**DIRECTION**
Leave out the pictures and return every entry exactly as it appears.

**TASK DATA**
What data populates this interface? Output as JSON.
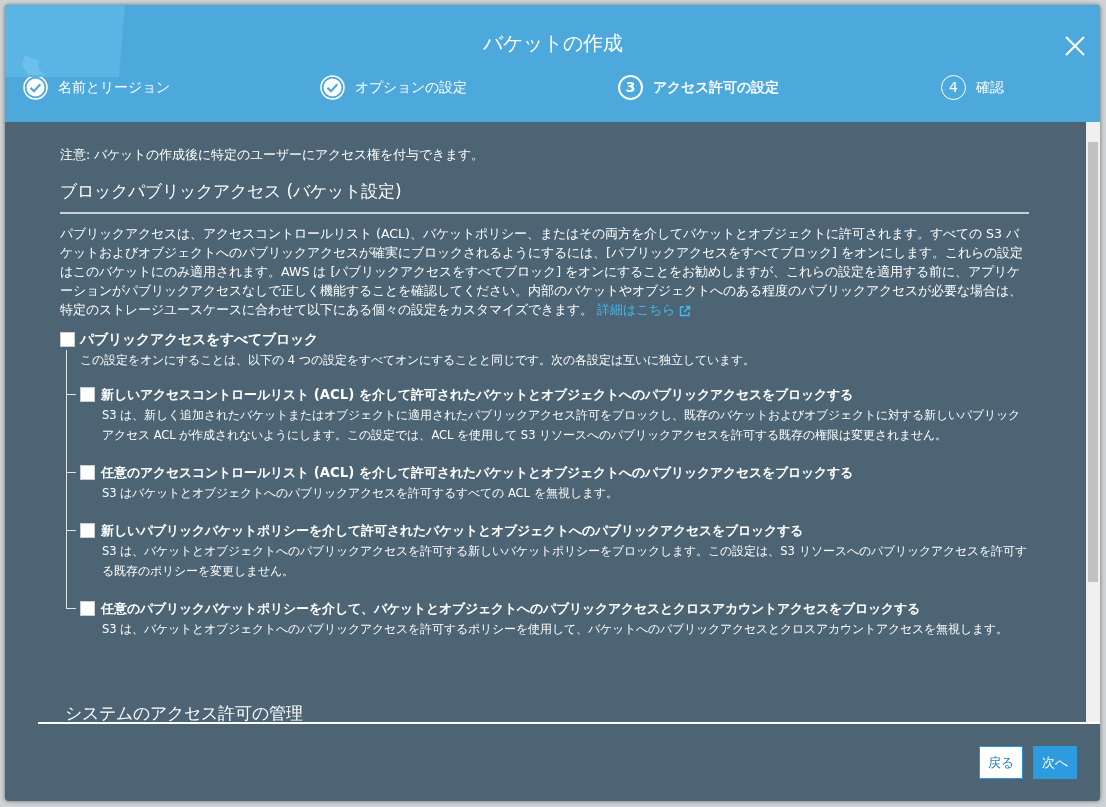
{
  "dialog": {
    "title": "バケットの作成"
  },
  "steps": [
    {
      "label": "名前とリージョン",
      "completed": true,
      "selected": false
    },
    {
      "label": "オプションの設定",
      "completed": true,
      "selected": false
    },
    {
      "label": "アクセス許可の設定",
      "completed": false,
      "selected": true,
      "number": "3"
    },
    {
      "label": "確認",
      "completed": false,
      "selected": false,
      "number": "4"
    }
  ],
  "note": "注意: バケットの作成後に特定のユーザーにアクセス権を付与できます。",
  "section": {
    "heading": "ブロックパブリックアクセス (バケット設定)",
    "description": "パブリックアクセスは、アクセスコントロールリスト (ACL)、バケットポリシー、またはその両方を介してバケットとオブジェクトに許可されます。すべての S3 バケットおよびオブジェクトへのパブリックアクセスが確実にブロックされるようにするには、[パブリックアクセスをすべてブロック] をオンにします。これらの設定はこのバケットにのみ適用されます。AWS は [パブリックアクセスをすべてブロック] をオンにすることをお勧めしますが、これらの設定を適用する前に、アプリケーションがパブリックアクセスなしで正しく機能することを確認してください。内部のバケットやオブジェクトへのある程度のパブリックアクセスが必要な場合は、特定のストレージユースケースに合わせて以下にある個々の設定をカスタマイズできます。",
    "link": "詳細はこちら"
  },
  "block_all": {
    "label": "パブリックアクセスをすべてブロック",
    "checked": false,
    "description": "この設定をオンにすることは、以下の 4 つの設定をすべてオンにすることと同じです。次の各設定は互いに独立しています。",
    "children": [
      {
        "label": "新しいアクセスコントロールリスト (ACL) を介して許可されたバケットとオブジェクトへのパブリックアクセスをブロックする",
        "checked": false,
        "description": "S3 は、新しく追加されたバケットまたはオブジェクトに適用されたパブリックアクセス許可をブロックし、既存のバケットおよびオブジェクトに対する新しいパブリックアクセス ACL が作成されないようにします。この設定では、ACL を使用して S3 リソースへのパブリックアクセスを許可する既存の権限は変更されません。"
      },
      {
        "label": "任意のアクセスコントロールリスト (ACL) を介して許可されたバケットとオブジェクトへのパブリックアクセスをブロックする",
        "checked": false,
        "description": "S3 はバケットとオブジェクトへのパブリックアクセスを許可するすべての ACL を無視します。"
      },
      {
        "label": "新しいパブリックバケットポリシーを介して許可されたバケットとオブジェクトへのパブリックアクセスをブロックする",
        "checked": false,
        "description": "S3 は、バケットとオブジェクトへのパブリックアクセスを許可する新しいバケットポリシーをブロックします。この設定は、S3 リソースへのパブリックアクセスを許可する既存のポリシーを変更しません。"
      },
      {
        "label": "任意のパブリックバケットポリシーを介して、バケットとオブジェクトへのパブリックアクセスとクロスアカウントアクセスをブロックする",
        "checked": false,
        "description": "S3 は、バケットとオブジェクトへのパブリックアクセスを許可するポリシーを使用して、バケットへのパブリックアクセスとクロスアカウントアクセスを無視します。"
      }
    ]
  },
  "next_section": {
    "heading": "システムのアクセス許可の管理"
  },
  "buttons": [
    {
      "label": "戻る",
      "kind": "secondary"
    },
    {
      "label": "次へ",
      "kind": "primary"
    }
  ]
}
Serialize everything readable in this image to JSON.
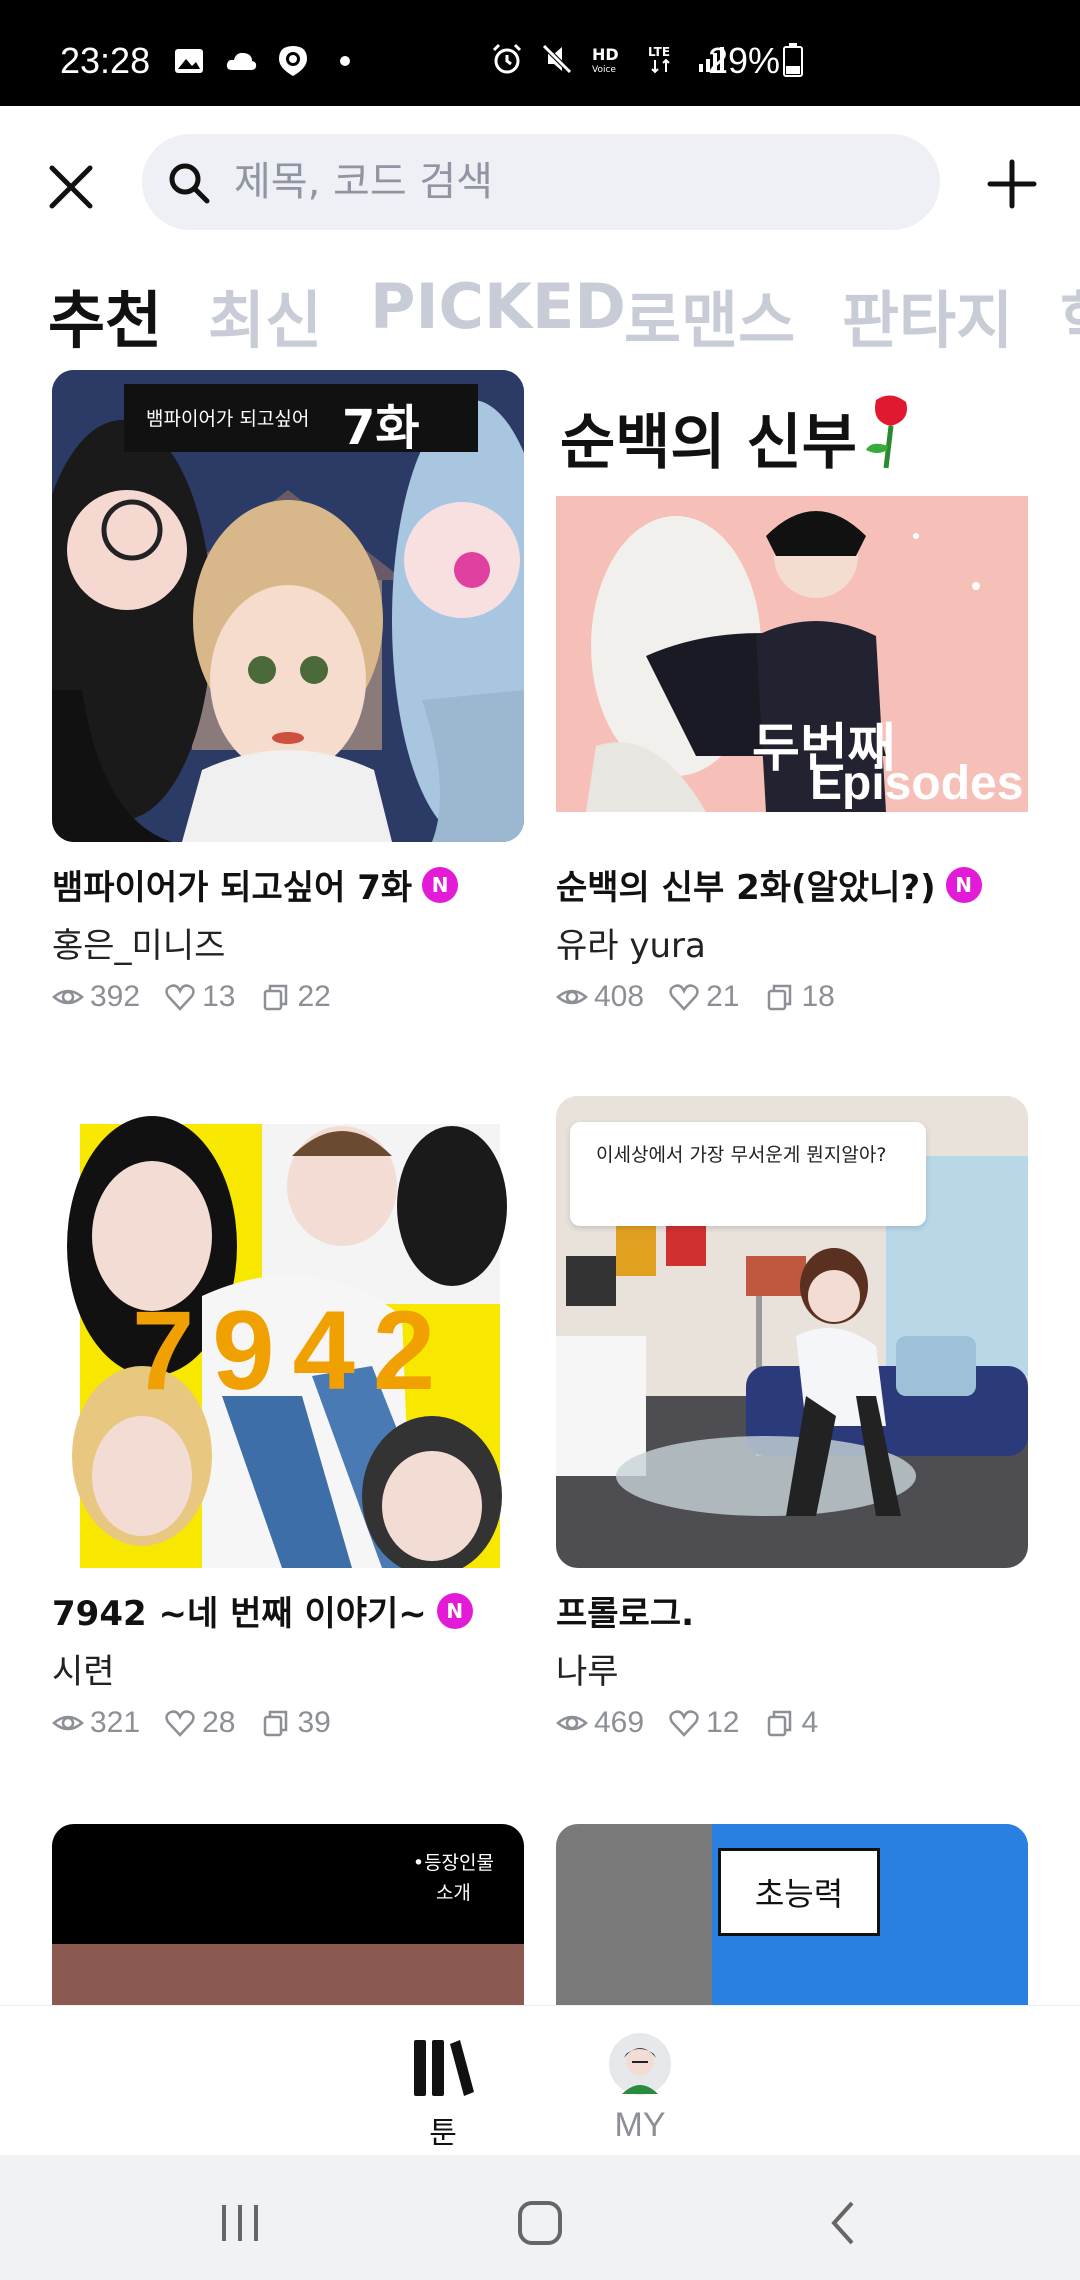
{
  "status_bar": {
    "time": "23:28",
    "battery_percent": "29%",
    "icons": [
      "gallery-icon",
      "cloud-icon",
      "zepeto-icon",
      "dot-icon",
      "alarm-icon",
      "mute-icon",
      "hd-voice-icon",
      "lte-icon",
      "signal-icon",
      "battery-icon"
    ]
  },
  "search": {
    "placeholder": "제목, 코드 검색"
  },
  "tabs": [
    {
      "label": "추천",
      "active": true
    },
    {
      "label": "최신",
      "active": false
    },
    {
      "label": "PICKED",
      "active": false
    },
    {
      "label": "로맨스",
      "active": false
    },
    {
      "label": "판타지",
      "active": false
    },
    {
      "label": "학",
      "active": false
    }
  ],
  "cards": [
    {
      "title": "뱀파이어가 되고싶어 7화",
      "badge": "N",
      "author": "홍은_미니즈",
      "views": "392",
      "likes": "13",
      "comments": "22",
      "thumb_text": "뱀파이어가 되고싶어",
      "thumb_text_big": "7화"
    },
    {
      "title": "순백의 신부 2화(알았니?)",
      "badge": "N",
      "author": "유라 yura",
      "views": "408",
      "likes": "21",
      "comments": "18",
      "thumb_title": "순백의 신부",
      "thumb_sub1": "두번째",
      "thumb_sub2": "Episodes"
    },
    {
      "title": "7942 ~네 번째 이야기~",
      "badge": "N",
      "author": "시련",
      "views": "321",
      "likes": "28",
      "comments": "39",
      "thumb_text": "7942"
    },
    {
      "title": "프롤로그.",
      "badge": "",
      "author": "나루",
      "views": "469",
      "likes": "12",
      "comments": "4",
      "thumb_bubble": "이세상에서 가장 무서운게 뭔지알아?"
    }
  ],
  "partial_cards": [
    {
      "thumb_text": "•등장인물\n소개"
    },
    {
      "thumb_text": "초능력"
    }
  ],
  "bottom_nav": {
    "toon_label": "툰",
    "my_label": "MY"
  },
  "colors": {
    "accent_badge": "#e41bd6",
    "tab_inactive": "#c7ccd6",
    "search_bg": "#eef0f5"
  }
}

**EXERCISE RESULT**
What data populates this interface? Output as JSON.
{
  "dialog": {
    "title": "バケットの作成"
  },
  "steps": [
    {
      "label": "名前とリージョン",
      "completed": true,
      "selected": false
    },
    {
      "label": "オプションの設定",
      "completed": true,
      "selected": false
    },
    {
      "label": "アクセス許可の設定",
      "completed": false,
      "selected": true,
      "number": "3"
    },
    {
      "label": "確認",
      "completed": false,
      "selected": false,
      "number": "4"
    }
  ],
  "note": "注意: バケットの作成後に特定のユーザーにアクセス権を付与できます。",
  "section": {
    "heading": "ブロックパブリックアクセス (バケット設定)",
    "description": "パブリックアクセスは、アクセスコントロールリスト (ACL)、バケットポリシー、またはその両方を介してバケットとオブジェクトに許可されます。すべての S3 バケットおよびオブジェクトへのパブリックアクセスが確実にブロックされるようにするには、[パブリックアクセスをすべてブロック] をオンにします。これらの設定はこのバケットにのみ適用されます。AWS は [パブリックアクセスをすべてブロック] をオンにすることをお勧めしますが、これらの設定を適用する前に、アプリケーションがパブリックアクセスなしで正しく機能することを確認してください。内部のバケットやオブジェクトへのある程度のパブリックアクセスが必要な場合は、特定のストレージユースケースに合わせて以下にある個々の設定をカスタマイズできます。",
    "link": "詳細はこちら"
  },
  "block_all": {
    "label": "パブリックアクセスをすべてブロック",
    "checked": false,
    "description": "この設定をオンにすることは、以下の 4 つの設定をすべてオンにすることと同じです。次の各設定は互いに独立しています。",
    "children": [
      {
        "label": "新しいアクセスコントロールリスト (ACL) を介して許可されたバケットとオブジェクトへのパブリックアクセスをブロックする",
        "checked": false,
        "description": "S3 は、新しく追加されたバケットまたはオブジェクトに適用されたパブリックアクセス許可をブロックし、既存のバケットおよびオブジェクトに対する新しいパブリックアクセス ACL が作成されないようにします。この設定では、ACL を使用して S3 リソースへのパブリックアクセスを許可する既存の権限は変更されません。"
      },
      {
        "label": "任意のアクセスコントロールリスト (ACL) を介して許可されたバケットとオブジェクトへのパブリックアクセスをブロックする",
        "checked": false,
        "description": "S3 はバケットとオブジェクトへのパブリックアクセスを許可するすべての ACL を無視します。"
      },
      {
        "label": "新しいパブリックバケットポリシーを介して許可されたバケットとオブジェクトへのパブリックアクセスをブロックする",
        "checked": false,
        "description": "S3 は、バケットとオブジェクトへのパブリックアクセスを許可する新しいバケットポリシーをブロックします。この設定は、S3 リソースへのパブリックアクセスを許可する既存のポリシーを変更しません。"
      },
      {
        "label": "任意のパブリックバケットポリシーを介して、バケットとオブジェクトへのパブリックアクセスとクロスアカウントアクセスをブロックする",
        "checked": false,
        "description": "S3 は、バケットとオブジェクトへのパブリックアクセスを許可するポリシーを使用して、バケットへのパブリックアクセスとクロスアカウントアクセスを無視します。"
      }
    ]
  },
  "next_section": {
    "heading": "システムのアクセス許可の管理"
  },
  "buttons": [
    {
      "label": "戻る",
      "kind": "secondary"
    },
    {
      "label": "次へ",
      "kind": "primary"
    }
  ]
}
Serialize everything readable in this image to JSON.
{
  "status_bar": {
    "time": "23:28",
    "battery_percent": "29%",
    "icons": [
      "gallery-icon",
      "cloud-icon",
      "zepeto-icon",
      "dot-icon",
      "alarm-icon",
      "mute-icon",
      "hd-voice-icon",
      "lte-icon",
      "signal-icon",
      "battery-icon"
    ]
  },
  "search": {
    "placeholder": "제목, 코드 검색"
  },
  "tabs": [
    {
      "label": "추천",
      "active": true
    },
    {
      "label": "최신",
      "active": false
    },
    {
      "label": "PICKED",
      "active": false
    },
    {
      "label": "로맨스",
      "active": false
    },
    {
      "label": "판타지",
      "active": false
    },
    {
      "label": "학",
      "active": false
    }
  ],
  "cards": [
    {
      "title": "뱀파이어가 되고싶어 7화",
      "badge": "N",
      "author": "홍은_미니즈",
      "views": "392",
      "likes": "13",
      "comments": "22",
      "thumb_text": "뱀파이어가 되고싶어",
      "thumb_text_big": "7화"
    },
    {
      "title": "순백의 신부 2화(알았니?)",
      "badge": "N",
      "author": "유라 yura",
      "views": "408",
      "likes": "21",
      "comments": "18",
      "thumb_title": "순백의 신부",
      "thumb_sub1": "두번째",
      "thumb_sub2": "Episodes"
    },
    {
      "title": "7942 ~네 번째 이야기~",
      "badge": "N",
      "author": "시련",
      "views": "321",
      "likes": "28",
      "comments": "39",
      "thumb_text": "7942"
    },
    {
      "title": "프롤로그.",
      "badge": "",
      "author": "나루",
      "views": "469",
      "likes": "12",
      "comments": "4",
      "thumb_bubble": "이세상에서 가장 무서운게 뭔지알아?"
    }
  ],
  "partial_cards": [
    {
      "thumb_text": "•등장인물\n소개"
    },
    {
      "thumb_text": "초능력"
    }
  ],
  "bottom_nav": {
    "toon_label": "툰",
    "my_label": "MY"
  },
  "colors": {
    "accent_badge": "#e41bd6",
    "tab_inactive": "#c7ccd6",
    "search_bg": "#eef0f5"
  }
}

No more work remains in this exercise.